| What you have to do |
Please copy every line of the records below that holds the word "acetilació".

| Given information |
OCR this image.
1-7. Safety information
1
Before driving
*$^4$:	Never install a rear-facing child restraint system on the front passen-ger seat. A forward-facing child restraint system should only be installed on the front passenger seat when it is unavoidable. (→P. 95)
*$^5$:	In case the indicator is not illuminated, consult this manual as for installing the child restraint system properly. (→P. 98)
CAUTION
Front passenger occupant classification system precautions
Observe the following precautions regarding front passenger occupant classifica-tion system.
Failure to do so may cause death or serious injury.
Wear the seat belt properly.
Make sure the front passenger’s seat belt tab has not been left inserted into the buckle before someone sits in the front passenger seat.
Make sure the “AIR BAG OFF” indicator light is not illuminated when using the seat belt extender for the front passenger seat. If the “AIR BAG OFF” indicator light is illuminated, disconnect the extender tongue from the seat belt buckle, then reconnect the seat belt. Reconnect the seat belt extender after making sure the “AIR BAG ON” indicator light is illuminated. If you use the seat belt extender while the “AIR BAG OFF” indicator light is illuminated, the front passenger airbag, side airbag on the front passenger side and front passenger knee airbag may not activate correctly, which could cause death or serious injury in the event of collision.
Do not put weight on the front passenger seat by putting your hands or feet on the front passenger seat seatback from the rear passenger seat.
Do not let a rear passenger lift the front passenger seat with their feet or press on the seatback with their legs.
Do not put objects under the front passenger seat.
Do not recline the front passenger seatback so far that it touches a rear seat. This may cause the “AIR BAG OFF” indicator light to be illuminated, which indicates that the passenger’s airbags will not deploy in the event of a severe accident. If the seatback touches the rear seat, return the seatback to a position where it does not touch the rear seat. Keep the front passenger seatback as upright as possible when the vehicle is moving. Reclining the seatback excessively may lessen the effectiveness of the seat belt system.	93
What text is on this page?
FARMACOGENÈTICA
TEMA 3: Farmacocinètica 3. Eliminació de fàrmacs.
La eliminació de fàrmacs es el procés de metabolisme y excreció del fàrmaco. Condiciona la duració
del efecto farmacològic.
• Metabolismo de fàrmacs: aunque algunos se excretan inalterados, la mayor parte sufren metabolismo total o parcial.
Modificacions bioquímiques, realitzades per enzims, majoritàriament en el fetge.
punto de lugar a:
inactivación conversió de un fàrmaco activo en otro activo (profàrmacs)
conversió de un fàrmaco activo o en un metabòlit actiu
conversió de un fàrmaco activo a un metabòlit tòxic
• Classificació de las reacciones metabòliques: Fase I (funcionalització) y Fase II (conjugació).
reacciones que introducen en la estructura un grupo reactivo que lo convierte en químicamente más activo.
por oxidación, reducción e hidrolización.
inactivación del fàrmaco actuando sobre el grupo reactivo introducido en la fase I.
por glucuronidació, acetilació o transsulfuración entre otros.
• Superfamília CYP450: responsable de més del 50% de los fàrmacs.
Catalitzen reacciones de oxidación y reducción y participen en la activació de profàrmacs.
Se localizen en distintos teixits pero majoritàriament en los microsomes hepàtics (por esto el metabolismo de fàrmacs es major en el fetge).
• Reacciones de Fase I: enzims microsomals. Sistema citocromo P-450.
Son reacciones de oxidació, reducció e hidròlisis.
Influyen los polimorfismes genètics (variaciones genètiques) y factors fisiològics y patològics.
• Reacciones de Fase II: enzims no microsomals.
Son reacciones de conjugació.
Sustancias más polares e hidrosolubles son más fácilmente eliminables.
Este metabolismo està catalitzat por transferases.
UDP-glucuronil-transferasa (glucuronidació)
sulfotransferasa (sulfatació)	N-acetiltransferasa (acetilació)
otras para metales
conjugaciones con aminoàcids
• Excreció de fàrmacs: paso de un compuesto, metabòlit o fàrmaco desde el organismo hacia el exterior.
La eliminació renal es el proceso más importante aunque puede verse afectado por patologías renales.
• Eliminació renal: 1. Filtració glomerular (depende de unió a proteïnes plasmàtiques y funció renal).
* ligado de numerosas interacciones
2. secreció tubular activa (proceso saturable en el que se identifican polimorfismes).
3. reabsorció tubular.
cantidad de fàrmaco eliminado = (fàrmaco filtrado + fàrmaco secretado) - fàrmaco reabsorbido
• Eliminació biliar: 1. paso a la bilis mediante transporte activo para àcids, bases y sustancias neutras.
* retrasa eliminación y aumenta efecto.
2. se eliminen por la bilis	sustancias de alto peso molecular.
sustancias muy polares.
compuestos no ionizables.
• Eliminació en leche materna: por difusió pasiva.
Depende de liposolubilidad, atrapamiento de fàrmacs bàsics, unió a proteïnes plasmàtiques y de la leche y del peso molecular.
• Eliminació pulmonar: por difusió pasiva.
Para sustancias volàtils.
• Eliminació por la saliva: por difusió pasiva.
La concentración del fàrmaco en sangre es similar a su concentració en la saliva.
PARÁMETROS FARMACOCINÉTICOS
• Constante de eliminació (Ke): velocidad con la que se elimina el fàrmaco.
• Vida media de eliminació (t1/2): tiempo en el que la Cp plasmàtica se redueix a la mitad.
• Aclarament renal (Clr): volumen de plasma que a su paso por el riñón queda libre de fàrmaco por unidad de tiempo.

| Task answer |
por glucuronidació, acetilació o transsulfuración entre otros.
sulfotransferasa (sulfatació)	N-acetiltransferasa (acetilació)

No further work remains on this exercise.